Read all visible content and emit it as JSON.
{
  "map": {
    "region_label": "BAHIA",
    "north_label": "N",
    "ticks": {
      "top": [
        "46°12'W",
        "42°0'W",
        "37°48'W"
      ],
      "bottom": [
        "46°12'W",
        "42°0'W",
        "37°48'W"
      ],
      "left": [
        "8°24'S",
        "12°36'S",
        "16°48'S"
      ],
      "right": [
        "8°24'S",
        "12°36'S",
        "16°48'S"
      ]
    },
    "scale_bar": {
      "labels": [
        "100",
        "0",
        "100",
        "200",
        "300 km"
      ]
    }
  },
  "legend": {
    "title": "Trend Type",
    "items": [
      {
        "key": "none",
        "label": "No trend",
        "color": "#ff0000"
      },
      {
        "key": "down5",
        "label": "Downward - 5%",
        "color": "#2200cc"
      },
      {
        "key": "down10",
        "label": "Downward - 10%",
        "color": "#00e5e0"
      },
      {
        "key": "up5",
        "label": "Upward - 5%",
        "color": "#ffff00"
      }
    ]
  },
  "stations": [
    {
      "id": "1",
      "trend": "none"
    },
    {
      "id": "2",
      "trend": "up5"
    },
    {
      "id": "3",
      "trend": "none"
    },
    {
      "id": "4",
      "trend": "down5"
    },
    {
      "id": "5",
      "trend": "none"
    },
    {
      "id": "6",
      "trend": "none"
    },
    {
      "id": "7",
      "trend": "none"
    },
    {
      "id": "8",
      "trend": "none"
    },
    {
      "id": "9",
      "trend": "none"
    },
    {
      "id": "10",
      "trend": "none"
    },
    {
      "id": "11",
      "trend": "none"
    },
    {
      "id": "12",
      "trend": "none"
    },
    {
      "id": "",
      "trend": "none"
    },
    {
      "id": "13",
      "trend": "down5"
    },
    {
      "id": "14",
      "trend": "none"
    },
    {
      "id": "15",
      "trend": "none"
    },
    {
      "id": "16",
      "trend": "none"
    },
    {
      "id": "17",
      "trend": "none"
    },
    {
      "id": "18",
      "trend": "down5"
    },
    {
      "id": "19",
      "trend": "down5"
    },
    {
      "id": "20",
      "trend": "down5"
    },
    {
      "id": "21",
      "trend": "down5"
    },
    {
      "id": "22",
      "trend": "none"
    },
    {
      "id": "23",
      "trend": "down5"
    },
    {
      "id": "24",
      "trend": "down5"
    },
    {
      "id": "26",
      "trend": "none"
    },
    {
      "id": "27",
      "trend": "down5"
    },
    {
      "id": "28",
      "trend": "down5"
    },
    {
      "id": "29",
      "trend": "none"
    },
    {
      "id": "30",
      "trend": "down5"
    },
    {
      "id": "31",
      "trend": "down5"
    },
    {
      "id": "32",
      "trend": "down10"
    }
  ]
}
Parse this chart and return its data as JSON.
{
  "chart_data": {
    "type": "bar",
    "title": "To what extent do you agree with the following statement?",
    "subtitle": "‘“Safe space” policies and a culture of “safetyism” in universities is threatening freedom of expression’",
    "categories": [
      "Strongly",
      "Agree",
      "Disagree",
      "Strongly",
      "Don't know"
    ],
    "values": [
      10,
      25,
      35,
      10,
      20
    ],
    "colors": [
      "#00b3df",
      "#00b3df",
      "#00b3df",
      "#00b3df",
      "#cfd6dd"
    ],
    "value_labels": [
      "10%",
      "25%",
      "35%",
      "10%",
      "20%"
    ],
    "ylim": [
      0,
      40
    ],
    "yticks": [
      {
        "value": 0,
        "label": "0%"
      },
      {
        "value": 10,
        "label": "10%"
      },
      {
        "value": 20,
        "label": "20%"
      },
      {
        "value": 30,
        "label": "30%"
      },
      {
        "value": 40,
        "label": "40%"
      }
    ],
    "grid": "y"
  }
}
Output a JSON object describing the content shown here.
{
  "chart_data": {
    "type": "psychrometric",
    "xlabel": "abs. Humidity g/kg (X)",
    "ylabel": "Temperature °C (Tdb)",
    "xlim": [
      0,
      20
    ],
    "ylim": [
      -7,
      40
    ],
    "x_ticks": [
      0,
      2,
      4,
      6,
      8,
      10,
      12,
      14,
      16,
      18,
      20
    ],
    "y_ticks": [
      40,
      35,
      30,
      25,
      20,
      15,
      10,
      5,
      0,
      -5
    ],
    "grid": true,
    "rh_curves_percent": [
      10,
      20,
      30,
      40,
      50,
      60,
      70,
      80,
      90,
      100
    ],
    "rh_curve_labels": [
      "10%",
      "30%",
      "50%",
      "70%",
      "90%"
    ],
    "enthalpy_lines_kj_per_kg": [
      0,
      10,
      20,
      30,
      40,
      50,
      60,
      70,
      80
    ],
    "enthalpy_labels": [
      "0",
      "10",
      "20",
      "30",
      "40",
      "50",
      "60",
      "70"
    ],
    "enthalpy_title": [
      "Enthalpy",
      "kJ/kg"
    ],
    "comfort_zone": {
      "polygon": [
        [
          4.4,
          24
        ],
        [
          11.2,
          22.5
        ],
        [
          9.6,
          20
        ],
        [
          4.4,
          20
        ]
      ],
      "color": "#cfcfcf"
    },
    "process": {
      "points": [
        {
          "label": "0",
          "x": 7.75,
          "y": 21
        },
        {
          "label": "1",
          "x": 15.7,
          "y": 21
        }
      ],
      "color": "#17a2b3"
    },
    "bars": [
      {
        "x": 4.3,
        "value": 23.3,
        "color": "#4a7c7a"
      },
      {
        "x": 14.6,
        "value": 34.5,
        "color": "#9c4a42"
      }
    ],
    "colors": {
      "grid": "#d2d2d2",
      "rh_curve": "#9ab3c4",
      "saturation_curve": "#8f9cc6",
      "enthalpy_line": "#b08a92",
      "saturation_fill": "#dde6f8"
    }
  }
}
::::
Copy out the whole listing, exactly as written.

Read all visible content and emit it as JSON.
{
  "map": {
    "region_label": "BAHIA",
    "north_label": "N",
    "ticks": {
      "top": [
        "46°12'W",
        "42°0'W",
        "37°48'W"
      ],
      "bottom": [
        "46°12'W",
        "42°0'W",
        "37°48'W"
      ],
      "left": [
        "8°24'S",
        "12°36'S",
        "16°48'S"
      ],
      "right": [
        "8°24'S",
        "12°36'S",
        "16°48'S"
      ]
    },
    "scale_bar": {
      "labels": [
        "100",
        "0",
        "100",
        "200",
        "300 km"
      ]
    }
  },
  "legend": {
    "title": "Trend Type",
    "items": [
      {
        "key": "none",
        "label": "No trend",
        "color": "#ff0000"
      },
      {
        "key": "down5",
        "label": "Downward - 5%",
        "color": "#2200cc"
      },
      {
        "key": "down10",
        "label": "Downward - 10%",
        "color": "#00e5e0"
      },
      {
        "key": "up5",
        "label": "Upward - 5%",
        "color": "#ffff00"
      }
    ]
  },
  "stations": [
    {
      "id": "1",
      "trend": "none"
    },
    {
      "id": "2",
      "trend": "up5"
    },
    {
      "id": "3",
      "trend": "none"
    },
    {
      "id": "4",
      "trend": "down5"
    },
    {
      "id": "5",
      "trend": "none"
    },
    {
      "id": "6",
      "trend": "none"
    },
    {
      "id": "7",
      "trend": "none"
    },
    {
      "id": "8",
      "trend": "none"
    },
    {
      "id": "9",
      "trend": "none"
    },
    {
      "id": "10",
      "trend": "none"
    },
    {
      "id": "11",
      "trend": "none"
    },
    {
      "id": "12",
      "trend": "none"
    },
    {
      "id": "",
      "trend": "none"
    },
    {
      "id": "13",
      "trend": "down5"
    },
    {
      "id": "14",
      "trend": "none"
    },
    {
      "id": "15",
      "trend": "none"
    },
    {
      "id": "16",
      "trend": "none"
    },
    {
      "id": "17",
      "trend": "none"
    },
    {
      "id": "18",
      "trend": "down5"
    },
    {
      "id": "19",
      "trend": "down5"
    },
    {
      "id": "20",
      "trend": "down5"
    },
    {
      "id": "21",
      "trend": "down5"
    },
    {
      "id": "22",
      "trend": "none"
    },
    {
      "id": "23",
      "trend": "down5"
    },
    {
      "id": "24",
      "trend": "down5"
    },
    {
      "id": "26",
      "trend": "none"
    },
    {
      "id": "27",
      "trend": "down5"
    },
    {
      "id": "28",
      "trend": "down5"
    },
    {
      "id": "29",
      "trend": "none"
    },
    {
      "id": "30",
      "trend": "down5"
    },
    {
      "id": "31",
      "trend": "down5"
    },
    {
      "id": "32",
      "trend": "down10"
    }
  ]
}
Parse this chart and return its data as JSON.
{
  "chart_data": {
    "type": "bar",
    "title": "To what extent do you agree with the following statement?",
    "subtitle": "‘“Safe space” policies and a culture of “safetyism” in universities is threatening freedom of expression’",
    "categories": [
      "Strongly",
      "Agree",
      "Disagree",
      "Strongly",
      "Don't know"
    ],
    "values": [
      10,
      25,
      35,
      10,
      20
    ],
    "colors": [
      "#00b3df",
      "#00b3df",
      "#00b3df",
      "#00b3df",
      "#cfd6dd"
    ],
    "value_labels": [
      "10%",
      "25%",
      "35%",
      "10%",
      "20%"
    ],
    "ylim": [
      0,
      40
    ],
    "yticks": [
      {
        "value": 0,
        "label": "0%"
      },
      {
        "value": 10,
        "label": "10%"
      },
      {
        "value": 20,
        "label": "20%"
      },
      {
        "value": 30,
        "label": "30%"
      },
      {
        "value": 40,
        "label": "40%"
      }
    ],
    "grid": "y"
  }
}
Output a JSON object describing the content shown here.
{
  "chart_data": {
    "type": "psychrometric",
    "xlabel": "abs. Humidity g/kg (X)",
    "ylabel": "Temperature °C (Tdb)",
    "xlim": [
      0,
      20
    ],
    "ylim": [
      -7,
      40
    ],
    "x_ticks": [
      0,
      2,
      4,
      6,
      8,
      10,
      12,
      14,
      16,
      18,
      20
    ],
    "y_ticks": [
      40,
      35,
      30,
      25,
      20,
      15,
      10,
      5,
      0,
      -5
    ],
    "grid": true,
    "rh_curves_percent": [
      10,
      20,
      30,
      40,
      50,
      60,
      70,
      80,
      90,
      100
    ],
    "rh_curve_labels": [
      "10%",
      "30%",
      "50%",
      "70%",
      "90%"
    ],
    "enthalpy_lines_kj_per_kg": [
      0,
      10,
      20,
      30,
      40,
      50,
      60,
      70,
      80
    ],
    "enthalpy_labels": [
      "0",
      "10",
      "20",
      "30",
      "40",
      "50",
      "60",
      "70"
    ],
    "enthalpy_title": [
      "Enthalpy",
      "kJ/kg"
    ],
    "comfort_zone": {
      "polygon": [
        [
          4.4,
          24
        ],
        [
          11.2,
          22.5
        ],
        [
          9.6,
          20
        ],
        [
          4.4,
          20
        ]
      ],
      "color": "#cfcfcf"
    },
    "process": {
      "points": [
        {
          "label": "0",
          "x": 7.75,
          "y": 21
        },
        {
          "label": "1",
          "x": 15.7,
          "y": 21
        }
      ],
      "color": "#17a2b3"
    },
    "bars": [
      {
        "x": 4.3,
        "value": 23.3,
        "color": "#4a7c7a"
      },
      {
        "x": 14.6,
        "value": 34.5,
        "color": "#9c4a42"
      }
    ],
    "colors": {
      "grid": "#d2d2d2",
      "rh_curve": "#9ab3c4",
      "saturation_curve": "#8f9cc6",
      "enthalpy_line": "#b08a92",
      "saturation_fill": "#dde6f8"
    }
  }
}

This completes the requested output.